* _YOUR OBJECTIVE_
Repeat the records verbatim and leave the pictures out of your copy.

* _SOURCE DATA_
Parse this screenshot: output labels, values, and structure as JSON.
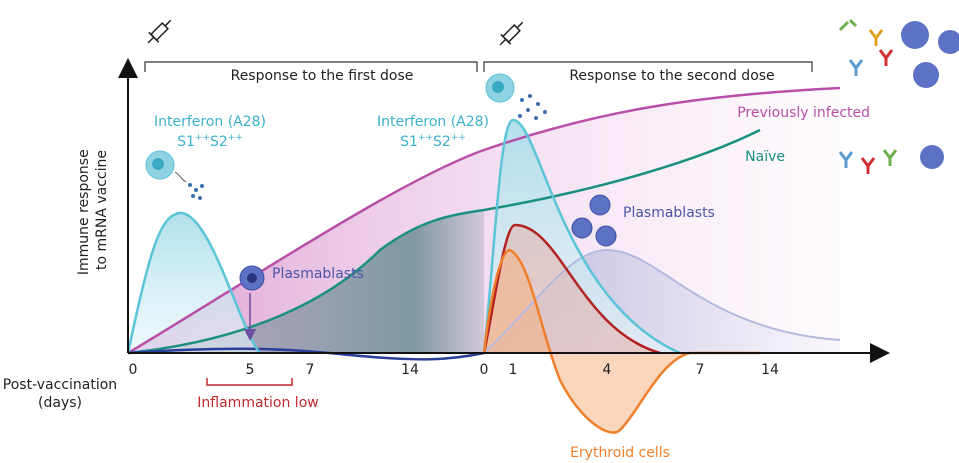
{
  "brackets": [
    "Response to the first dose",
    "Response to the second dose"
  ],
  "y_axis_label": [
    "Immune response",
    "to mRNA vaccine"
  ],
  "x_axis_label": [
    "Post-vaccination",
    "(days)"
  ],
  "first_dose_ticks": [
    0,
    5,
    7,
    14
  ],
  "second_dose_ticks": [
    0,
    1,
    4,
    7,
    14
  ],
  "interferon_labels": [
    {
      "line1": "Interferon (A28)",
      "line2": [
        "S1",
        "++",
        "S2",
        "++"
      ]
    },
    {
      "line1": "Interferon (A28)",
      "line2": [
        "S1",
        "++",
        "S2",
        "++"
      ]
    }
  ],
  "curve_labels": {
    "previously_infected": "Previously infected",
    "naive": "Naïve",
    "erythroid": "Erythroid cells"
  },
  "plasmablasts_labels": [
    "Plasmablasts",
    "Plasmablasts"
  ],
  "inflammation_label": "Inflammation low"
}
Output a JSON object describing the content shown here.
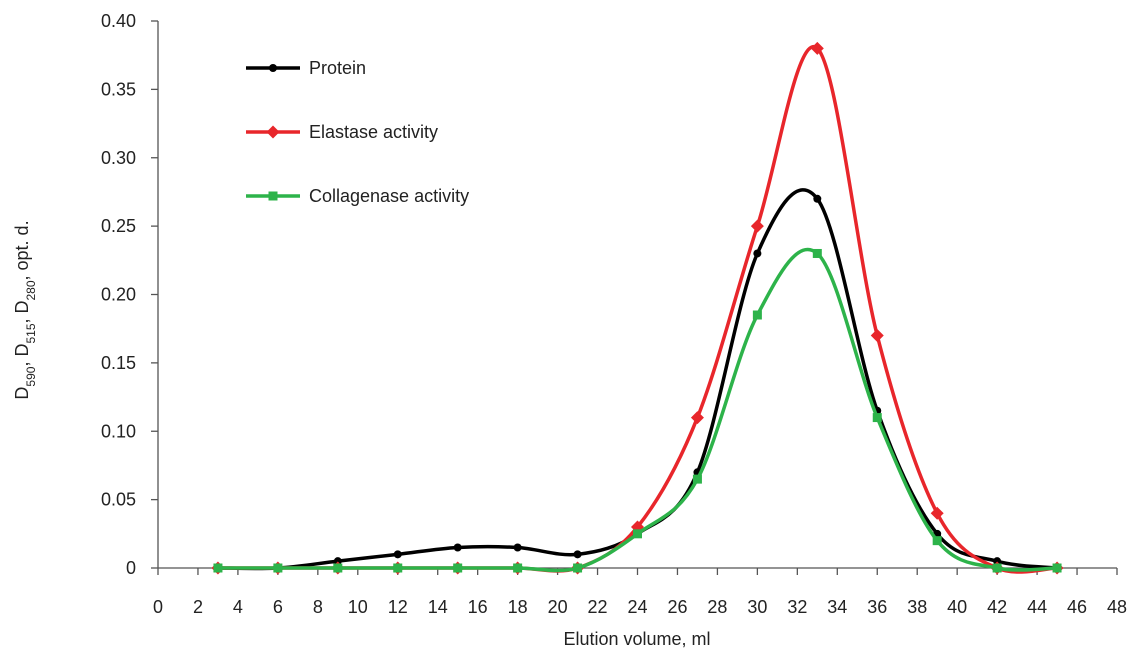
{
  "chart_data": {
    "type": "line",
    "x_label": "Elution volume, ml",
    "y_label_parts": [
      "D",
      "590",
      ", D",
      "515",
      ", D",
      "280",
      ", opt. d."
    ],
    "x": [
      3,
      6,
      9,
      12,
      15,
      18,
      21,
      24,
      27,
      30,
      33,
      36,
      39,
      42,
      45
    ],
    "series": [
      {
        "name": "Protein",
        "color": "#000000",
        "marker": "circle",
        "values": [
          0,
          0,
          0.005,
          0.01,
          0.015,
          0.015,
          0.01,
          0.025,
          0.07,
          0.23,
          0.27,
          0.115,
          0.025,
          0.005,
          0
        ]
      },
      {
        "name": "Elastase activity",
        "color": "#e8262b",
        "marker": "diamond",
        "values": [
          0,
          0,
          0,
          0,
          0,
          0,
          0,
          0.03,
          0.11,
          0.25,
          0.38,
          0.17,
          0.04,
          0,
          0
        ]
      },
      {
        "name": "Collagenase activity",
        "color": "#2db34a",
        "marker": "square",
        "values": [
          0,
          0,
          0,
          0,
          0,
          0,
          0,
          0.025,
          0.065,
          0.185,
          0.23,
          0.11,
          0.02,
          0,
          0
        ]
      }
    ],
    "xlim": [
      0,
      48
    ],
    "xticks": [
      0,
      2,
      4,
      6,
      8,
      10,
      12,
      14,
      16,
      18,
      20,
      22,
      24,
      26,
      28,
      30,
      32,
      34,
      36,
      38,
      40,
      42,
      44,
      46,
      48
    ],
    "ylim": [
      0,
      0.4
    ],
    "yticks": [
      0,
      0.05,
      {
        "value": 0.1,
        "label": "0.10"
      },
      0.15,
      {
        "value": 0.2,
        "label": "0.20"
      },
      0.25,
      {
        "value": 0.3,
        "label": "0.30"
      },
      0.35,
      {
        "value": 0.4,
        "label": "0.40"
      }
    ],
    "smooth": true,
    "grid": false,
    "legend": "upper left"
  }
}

* _TASK OUTPUT_
Parse this screenshot: output labels, values, and structure as JSON.
{
  "brackets": [
    "Response to the first dose",
    "Response to the second dose"
  ],
  "y_axis_label": [
    "Immune response",
    "to mRNA vaccine"
  ],
  "x_axis_label": [
    "Post-vaccination",
    "(days)"
  ],
  "first_dose_ticks": [
    0,
    5,
    7,
    14
  ],
  "second_dose_ticks": [
    0,
    1,
    4,
    7,
    14
  ],
  "interferon_labels": [
    {
      "line1": "Interferon (A28)",
      "line2": [
        "S1",
        "++",
        "S2",
        "++"
      ]
    },
    {
      "line1": "Interferon (A28)",
      "line2": [
        "S1",
        "++",
        "S2",
        "++"
      ]
    }
  ],
  "curve_labels": {
    "previously_infected": "Previously infected",
    "naive": "Naïve",
    "erythroid": "Erythroid cells"
  },
  "plasmablasts_labels": [
    "Plasmablasts",
    "Plasmablasts"
  ],
  "inflammation_label": "Inflammation low"
}
Output a JSON object describing the content shown here.
{
  "chart_data": {
    "type": "line",
    "x_label": "Elution volume, ml",
    "y_label_parts": [
      "D",
      "590",
      ", D",
      "515",
      ", D",
      "280",
      ", opt. d."
    ],
    "x": [
      3,
      6,
      9,
      12,
      15,
      18,
      21,
      24,
      27,
      30,
      33,
      36,
      39,
      42,
      45
    ],
    "series": [
      {
        "name": "Protein",
        "color": "#000000",
        "marker": "circle",
        "values": [
          0,
          0,
          0.005,
          0.01,
          0.015,
          0.015,
          0.01,
          0.025,
          0.07,
          0.23,
          0.27,
          0.115,
          0.025,
          0.005,
          0
        ]
      },
      {
        "name": "Elastase activity",
        "color": "#e8262b",
        "marker": "diamond",
        "values": [
          0,
          0,
          0,
          0,
          0,
          0,
          0,
          0.03,
          0.11,
          0.25,
          0.38,
          0.17,
          0.04,
          0,
          0
        ]
      },
      {
        "name": "Collagenase activity",
        "color": "#2db34a",
        "marker": "square",
        "values": [
          0,
          0,
          0,
          0,
          0,
          0,
          0,
          0.025,
          0.065,
          0.185,
          0.23,
          0.11,
          0.02,
          0,
          0
        ]
      }
    ],
    "xlim": [
      0,
      48
    ],
    "xticks": [
      0,
      2,
      4,
      6,
      8,
      10,
      12,
      14,
      16,
      18,
      20,
      22,
      24,
      26,
      28,
      30,
      32,
      34,
      36,
      38,
      40,
      42,
      44,
      46,
      48
    ],
    "ylim": [
      0,
      0.4
    ],
    "yticks": [
      0,
      0.05,
      {
        "value": 0.1,
        "label": "0.10"
      },
      0.15,
      {
        "value": 0.2,
        "label": "0.20"
      },
      0.25,
      {
        "value": 0.3,
        "label": "0.30"
      },
      0.35,
      {
        "value": 0.4,
        "label": "0.40"
      }
    ],
    "smooth": true,
    "grid": false,
    "legend": "upper left"
  }
}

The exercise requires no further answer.